[Records for this task]
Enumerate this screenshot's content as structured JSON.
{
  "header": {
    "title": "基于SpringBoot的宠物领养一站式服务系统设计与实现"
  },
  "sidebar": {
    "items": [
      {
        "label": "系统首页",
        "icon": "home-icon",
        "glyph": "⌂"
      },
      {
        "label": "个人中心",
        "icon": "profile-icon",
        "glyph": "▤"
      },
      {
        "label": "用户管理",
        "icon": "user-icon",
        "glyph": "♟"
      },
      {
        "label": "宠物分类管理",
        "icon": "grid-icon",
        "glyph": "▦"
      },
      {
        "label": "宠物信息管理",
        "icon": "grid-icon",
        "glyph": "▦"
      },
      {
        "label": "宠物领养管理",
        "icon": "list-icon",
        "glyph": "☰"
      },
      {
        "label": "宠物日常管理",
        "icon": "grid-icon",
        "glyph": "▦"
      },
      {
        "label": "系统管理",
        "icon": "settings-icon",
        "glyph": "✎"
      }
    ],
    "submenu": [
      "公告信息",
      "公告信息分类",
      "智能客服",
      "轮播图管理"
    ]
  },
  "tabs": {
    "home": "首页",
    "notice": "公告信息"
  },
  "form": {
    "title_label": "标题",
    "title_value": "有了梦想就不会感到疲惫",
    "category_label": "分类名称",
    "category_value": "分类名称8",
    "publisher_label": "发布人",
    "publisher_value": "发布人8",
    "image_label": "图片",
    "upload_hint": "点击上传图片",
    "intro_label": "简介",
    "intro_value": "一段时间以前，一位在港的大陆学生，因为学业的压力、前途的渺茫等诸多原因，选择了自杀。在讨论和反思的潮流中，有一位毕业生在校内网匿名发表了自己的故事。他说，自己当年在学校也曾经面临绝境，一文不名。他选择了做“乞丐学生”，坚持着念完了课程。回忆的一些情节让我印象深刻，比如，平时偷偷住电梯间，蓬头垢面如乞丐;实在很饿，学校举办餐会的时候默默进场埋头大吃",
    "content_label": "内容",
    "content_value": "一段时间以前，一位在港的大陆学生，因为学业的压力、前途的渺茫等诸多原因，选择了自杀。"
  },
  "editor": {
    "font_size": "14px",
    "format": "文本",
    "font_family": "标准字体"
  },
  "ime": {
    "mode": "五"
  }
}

[What is being asked] Print all of the entries again, exactly as written.

[Answer to this task]
Enumerate this screenshot's content as structured JSON.
{
  "header": {
    "title": "基于SpringBoot的宠物领养一站式服务系统设计与实现"
  },
  "sidebar": {
    "items": [
      {
        "label": "系统首页",
        "icon": "home-icon",
        "glyph": "⌂"
      },
      {
        "label": "个人中心",
        "icon": "profile-icon",
        "glyph": "▤"
      },
      {
        "label": "用户管理",
        "icon": "user-icon",
        "glyph": "♟"
      },
      {
        "label": "宠物分类管理",
        "icon": "grid-icon",
        "glyph": "▦"
      },
      {
        "label": "宠物信息管理",
        "icon": "grid-icon",
        "glyph": "▦"
      },
      {
        "label": "宠物领养管理",
        "icon": "list-icon",
        "glyph": "☰"
      },
      {
        "label": "宠物日常管理",
        "icon": "grid-icon",
        "glyph": "▦"
      },
      {
        "label": "系统管理",
        "icon": "settings-icon",
        "glyph": "✎"
      }
    ],
    "submenu": [
      "公告信息",
      "公告信息分类",
      "智能客服",
      "轮播图管理"
    ]
  },
  "tabs": {
    "home": "首页",
    "notice": "公告信息"
  },
  "form": {
    "title_label": "标题",
    "title_value": "有了梦想就不会感到疲惫",
    "category_label": "分类名称",
    "category_value": "分类名称8",
    "publisher_label": "发布人",
    "publisher_value": "发布人8",
    "image_label": "图片",
    "upload_hint": "点击上传图片",
    "intro_label": "简介",
    "intro_value": "一段时间以前，一位在港的大陆学生，因为学业的压力、前途的渺茫等诸多原因，选择了自杀。在讨论和反思的潮流中，有一位毕业生在校内网匿名发表了自己的故事。他说，自己当年在学校也曾经面临绝境，一文不名。他选择了做“乞丐学生”，坚持着念完了课程。回忆的一些情节让我印象深刻，比如，平时偷偷住电梯间，蓬头垢面如乞丐;实在很饿，学校举办餐会的时候默默进场埋头大吃",
    "content_label": "内容",
    "content_value": "一段时间以前，一位在港的大陆学生，因为学业的压力、前途的渺茫等诸多原因，选择了自杀。"
  },
  "editor": {
    "font_size": "14px",
    "format": "文本",
    "font_family": "标准字体"
  },
  "ime": {
    "mode": "五"
  }
}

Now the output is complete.